↓

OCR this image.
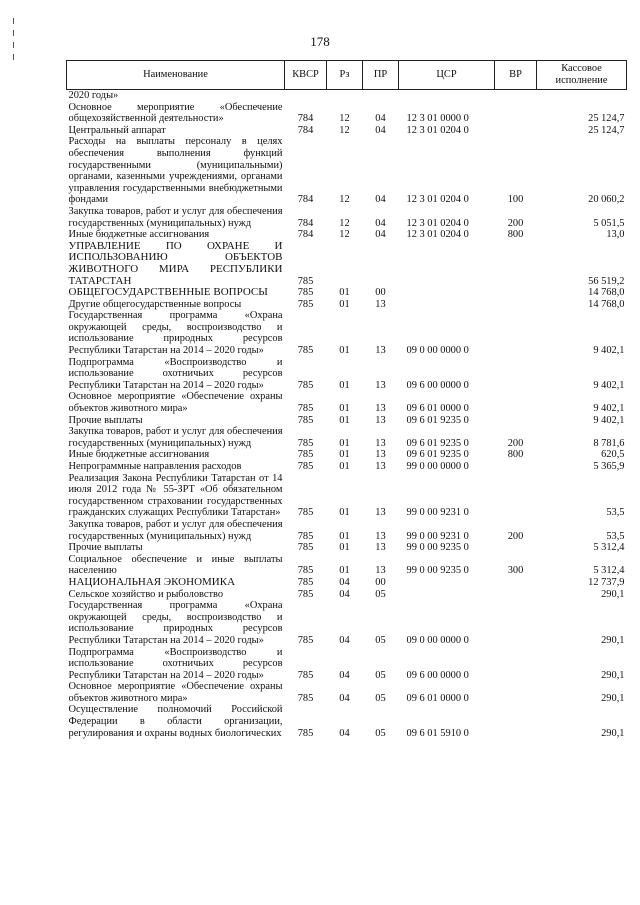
178
Наименование	КВСР	Рз	ПР	ЦСР	ВР	Кассовое исполнение
2020 годы»						
Основное мероприятие «Обеспечение общехозяйственной деятельности»	784	12	04	12 3 01 0000 0		25 124,7
Центральный аппарат	784	12	04	12 3 01 0204 0		25 124,7
Расходы на выплаты персоналу в целях обеспечения выполнения функций государственными (муниципальными) органами, казенными учреждениями, органами управления государственными внебюджетными фондами	784	12	04	12 3 01 0204 0	100	20 060,2
Закупка товаров, работ и услуг для обеспечения государственных (муниципальных) нужд	784	12	04	12 3 01 0204 0	200	5 051,5
Иные бюджетные ассигнования	784	12	04	12 3 01 0204 0	800	13,0
УПРАВЛЕНИЕ ПО ОХРАНЕ И ИСПОЛЬЗОВАНИЮ ОБЪЕКТОВ ЖИВОТНОГО МИРА РЕСПУБЛИКИ ТАТАРСТАН	785					56 519,2
ОБЩЕГОСУДАРСТВЕННЫЕ ВОПРОСЫ	785	01	00			14 768,0
Другие общегосударственные вопросы	785	01	13			14 768,0
Государственная программа «Охрана окружающей среды, воспроизводство и использование природных ресурсов Республики Татарстан на 2014 – 2020 годы»	785	01	13	09 0 00 0000 0		9 402,1
Подпрограмма «Воспроизводство и использование охотничьих ресурсов Республики Татарстан на 2014 – 2020 годы»	785	01	13	09 6 00 0000 0		9 402,1
Основное мероприятие «Обеспечение охраны объектов животного мира»	785	01	13	09 6 01 0000 0		9 402,1
Прочие выплаты	785	01	13	09 6 01 9235 0		9 402,1
Закупка товаров, работ и услуг для обеспечения государственных (муниципальных) нужд	785	01	13	09 6 01 9235 0	200	8 781,6
Иные бюджетные ассигнования	785	01	13	09 6 01 9235 0	800	620,5
Непрограммные направления расходов	785	01	13	99 0 00 0000 0		5 365,9
Реализация Закона Республики Татарстан от 14 июля 2012 года № 55-ЗРТ «Об обязательном государственном страховании государственных гражданских служащих Республики Татарстан»	785	01	13	99 0 00 9231 0		53,5
Закупка товаров, работ и услуг для обеспечения государственных (муниципальных) нужд	785	01	13	99 0 00 9231 0	200	53,5
Прочие выплаты	785	01	13	99 0 00 9235 0		5 312,4
Социальное обеспечение и иные выплаты населению	785	01	13	99 0 00 9235 0	300	5 312,4
НАЦИОНАЛЬНАЯ ЭКОНОМИКА	785	04	00			12 737,9
Сельское хозяйство и рыболовство	785	04	05			290,1
Государственная программа «Охрана окружающей среды, воспроизводство и использование природных ресурсов Республики Татарстан на 2014 – 2020 годы»	785	04	05	09 0 00 0000 0		290,1
Подпрограмма «Воспроизводство и использование охотничьих ресурсов Республики Татарстан на 2014 – 2020 годы»	785	04	05	09 6 00 0000 0		290,1
Основное мероприятие «Обеспечение охраны объектов животного мира»	785	04	05	09 6 01 0000 0		290,1
Осуществление полномочий Российской Федерации в области организации, регулирования и охраны водных биологических	785	04	05	09 6 01 5910 0		290,1
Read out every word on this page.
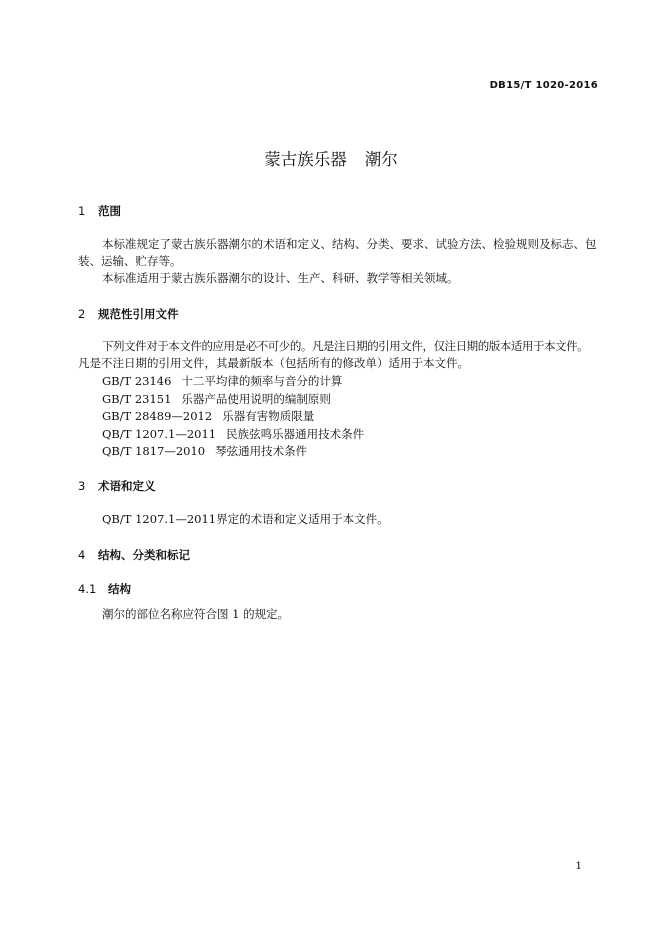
DB15/T 1020-2016
蒙古族乐器 潮尔
1 范围
本标准规定了蒙古族乐器潮尔的术语和定义、结构、分类、要求、试验方法、检验规则及标志、包
装、运输、贮存等。
本标准适用于蒙古族乐器潮尔的设计、生产、科研、教学等相关领域。
2 规范性引用文件
下列文件对于本文件的应用是必不可少的。凡是注日期的引用文件，仅注日期的版本适用于本文件。
凡是不注日期的引用文件，其最新版本（包括所有的修改单）适用于本文件。
GB/T 23146 十二平均律的频率与音分的计算
GB/T 23151 乐器产品使用说明的编制原则
GB/T 28489—2012 乐器有害物质限量
QB/T 1207.1—2011 民族弦鸣乐器通用技术条件
QB/T 1817—2010 琴弦通用技术条件
3 术语和定义
QB/T 1207.1—2011界定的术语和定义适用于本文件。
4 结构、分类和标记
4.1 结构
潮尔的部位名称应符合图 1 的规定。
1
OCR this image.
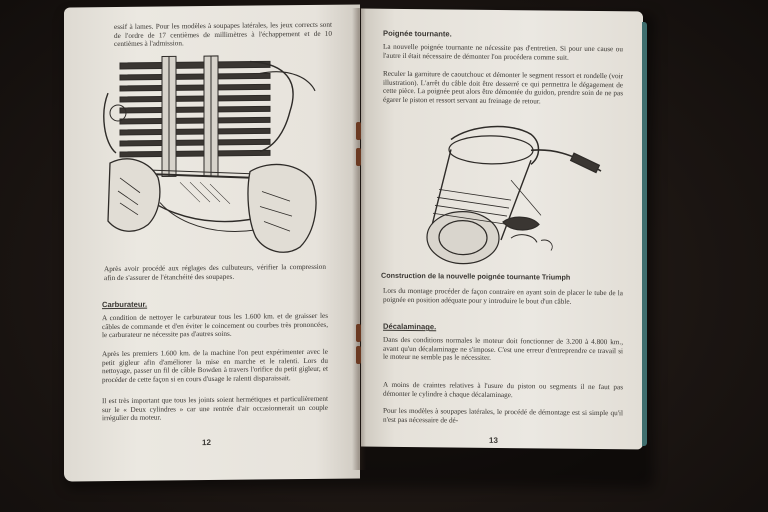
essif à lames. Pour les modèles à soupapes latérales, les jeux corrects sont de l'ordre de 17 centièmes de millimètres à l'échappement et de 10 centièmes à l'admission.
Après avoir procédé aux réglages des culbuteurs, vérifier la compression afin de s'assurer de l'étanchéité des soupapes.
Carburateur.
A condition de nettoyer le carburateur tous les 1.600 km. et de graisser les câbles de commande et d'en éviter le coincement ou courbes très prononcées, le carburateur ne nécessite pas d'autres soins.
Après les premiers 1.600 km. de la machine l'on peut expérimenter avec le petit gigleur afin d'améliorer la mise en marche et le ralenti. Lors du nettoyage, passer un fil de câble Bowden à travers l'orifice du petit gigleur, et procéder de cette façon si en cours d'usage le ralenti disparaissait.
Il est très important que tous les joints soient hermétiques et particulièrement sur le « Deux cylindres » car une rentrée d'air occasionnerait un couple irrégulier du moteur.
12
Poignée tournante.
La nouvelle poignée tournante ne nécessite pas d'entretien. Si pour une cause ou l'autre il était nécessaire de démonter l'on procédera comme suit.
Reculer la garniture de caoutchouc et démonter le segment ressort et rondelle (voir illustration). L'arrêt du câble doit être desserré ce qui permettra le dégagement de cette pièce. La poignée peut alors être démontée du guidon, prendre soin de ne pas égarer le piston et ressort servant au freinage de retour.
Construction de la nouvelle poignée tournante Triumph
Lors du montage procéder de façon contraire en ayant soin de placer le tube de la poignée en position adéquate pour y introduire le bout d'un câble.
Décalaminage.
Dans des conditions normales le moteur doit fonctionner de 3.200 à 4.800 km., avant qu'un décalaminage ne s'impose. C'est une erreur d'entreprendre ce travail si le moteur ne semble pas le nécessiter.
A moins de craintes relatives à l'usure du piston ou segments il ne faut pas démonter le cylindre à chaque décalaminage.
Pour les modèles à soupapes latérales, le procédé de démontage est si simple qu'il n'est pas nécessaire de dé-
13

↑

▸ **SHORT PROBLEM**
Give back every line exactly as it stands, pictures excluded.

▸ **ANSWER TO THE EXERCISE**
OCR this image.
178
Наименование	КВСР	Рз	ПР	ЦСР	ВР	Кассовое исполнение
2020 годы»						
Основное мероприятие «Обеспечение общехозяйственной деятельности»	784	12	04	12 3 01 0000 0		25 124,7
Центральный аппарат	784	12	04	12 3 01 0204 0		25 124,7
Расходы на выплаты персоналу в целях обеспечения выполнения функций государственными (муниципальными) органами, казенными учреждениями, органами управления государственными внебюджетными фондами	784	12	04	12 3 01 0204 0	100	20 060,2
Закупка товаров, работ и услуг для обеспечения государственных (муниципальных) нужд	784	12	04	12 3 01 0204 0	200	5 051,5
Иные бюджетные ассигнования	784	12	04	12 3 01 0204 0	800	13,0
УПРАВЛЕНИЕ ПО ОХРАНЕ И ИСПОЛЬЗОВАНИЮ ОБЪЕКТОВ ЖИВОТНОГО МИРА РЕСПУБЛИКИ ТАТАРСТАН	785					56 519,2
ОБЩЕГОСУДАРСТВЕННЫЕ ВОПРОСЫ	785	01	00			14 768,0
Другие общегосударственные вопросы	785	01	13			14 768,0
Государственная программа «Охрана окружающей среды, воспроизводство и использование природных ресурсов Республики Татарстан на 2014 – 2020 годы»	785	01	13	09 0 00 0000 0		9 402,1
Подпрограмма «Воспроизводство и использование охотничьих ресурсов Республики Татарстан на 2014 – 2020 годы»	785	01	13	09 6 00 0000 0		9 402,1
Основное мероприятие «Обеспечение охраны объектов животного мира»	785	01	13	09 6 01 0000 0		9 402,1
Прочие выплаты	785	01	13	09 6 01 9235 0		9 402,1
Закупка товаров, работ и услуг для обеспечения государственных (муниципальных) нужд	785	01	13	09 6 01 9235 0	200	8 781,6
Иные бюджетные ассигнования	785	01	13	09 6 01 9235 0	800	620,5
Непрограммные направления расходов	785	01	13	99 0 00 0000 0		5 365,9
Реализация Закона Республики Татарстан от 14 июля 2012 года № 55-ЗРТ «Об обязательном государственном страховании государственных гражданских служащих Республики Татарстан»	785	01	13	99 0 00 9231 0		53,5
Закупка товаров, работ и услуг для обеспечения государственных (муниципальных) нужд	785	01	13	99 0 00 9231 0	200	53,5
Прочие выплаты	785	01	13	99 0 00 9235 0		5 312,4
Социальное обеспечение и иные выплаты населению	785	01	13	99 0 00 9235 0	300	5 312,4
НАЦИОНАЛЬНАЯ ЭКОНОМИКА	785	04	00			12 737,9
Сельское хозяйство и рыболовство	785	04	05			290,1
Государственная программа «Охрана окружающей среды, воспроизводство и использование природных ресурсов Республики Татарстан на 2014 – 2020 годы»	785	04	05	09 0 00 0000 0		290,1
Подпрограмма «Воспроизводство и использование охотничьих ресурсов Республики Татарстан на 2014 – 2020 годы»	785	04	05	09 6 00 0000 0		290,1
Основное мероприятие «Обеспечение охраны объектов животного мира»	785	04	05	09 6 01 0000 0		290,1
Осуществление полномочий Российской Федерации в области организации, регулирования и охраны водных биологических	785	04	05	09 6 01 5910 0		290,1
Read out every word on this page.
DB15/T 1020-2016
蒙古族乐器 潮尔
1 范围
本标准规定了蒙古族乐器潮尔的术语和定义、结构、分类、要求、试验方法、检验规则及标志、包
装、运输、贮存等。
本标准适用于蒙古族乐器潮尔的设计、生产、科研、教学等相关领域。
2 规范性引用文件
下列文件对于本文件的应用是必不可少的。凡是注日期的引用文件，仅注日期的版本适用于本文件。
凡是不注日期的引用文件，其最新版本（包括所有的修改单）适用于本文件。
GB/T 23146 十二平均律的频率与音分的计算
GB/T 23151 乐器产品使用说明的编制原则
GB/T 28489—2012 乐器有害物质限量
QB/T 1207.1—2011 民族弦鸣乐器通用技术条件
QB/T 1817—2010 琴弦通用技术条件
3 术语和定义
QB/T 1207.1—2011界定的术语和定义适用于本文件。
4 结构、分类和标记
4.1 结构
潮尔的部位名称应符合图 1 的规定。
1
OCR this image.
essif à lames. Pour les modèles à soupapes latérales, les jeux corrects sont de l'ordre de 17 centièmes de millimètres à l'échappement et de 10 centièmes à l'admission.
Après avoir procédé aux réglages des culbuteurs, vérifier la compression afin de s'assurer de l'étanchéité des soupapes.
Carburateur.
A condition de nettoyer le carburateur tous les 1.600 km. et de graisser les câbles de commande et d'en éviter le coincement ou courbes très prononcées, le carburateur ne nécessite pas d'autres soins.
Après les premiers 1.600 km. de la machine l'on peut expérimenter avec le petit gigleur afin d'améliorer la mise en marche et le ralenti. Lors du nettoyage, passer un fil de câble Bowden à travers l'orifice du petit gigleur, et procéder de cette façon si en cours d'usage le ralenti disparaissait.
Il est très important que tous les joints soient hermétiques et particulièrement sur le « Deux cylindres » car une rentrée d'air occasionnerait un couple irrégulier du moteur.
12
Poignée tournante.
La nouvelle poignée tournante ne nécessite pas d'entretien. Si pour une cause ou l'autre il était nécessaire de démonter l'on procédera comme suit.
Reculer la garniture de caoutchouc et démonter le segment ressort et rondelle (voir illustration). L'arrêt du câble doit être desserré ce qui permettra le dégagement de cette pièce. La poignée peut alors être démontée du guidon, prendre soin de ne pas égarer le piston et ressort servant au freinage de retour.
Construction de la nouvelle poignée tournante Triumph
Lors du montage procéder de façon contraire en ayant soin de placer le tube de la poignée en position adéquate pour y introduire le bout d'un câble.
Décalaminage.
Dans des conditions normales le moteur doit fonctionner de 3.200 à 4.800 km., avant qu'un décalaminage ne s'impose. C'est une erreur d'entreprendre ce travail si le moteur ne semble pas le nécessiter.
A moins de craintes relatives à l'usure du piston ou segments il ne faut pas démonter le cylindre à chaque décalaminage.
Pour les modèles à soupapes latérales, le procédé de démontage est si simple qu'il n'est pas nécessaire de dé-
13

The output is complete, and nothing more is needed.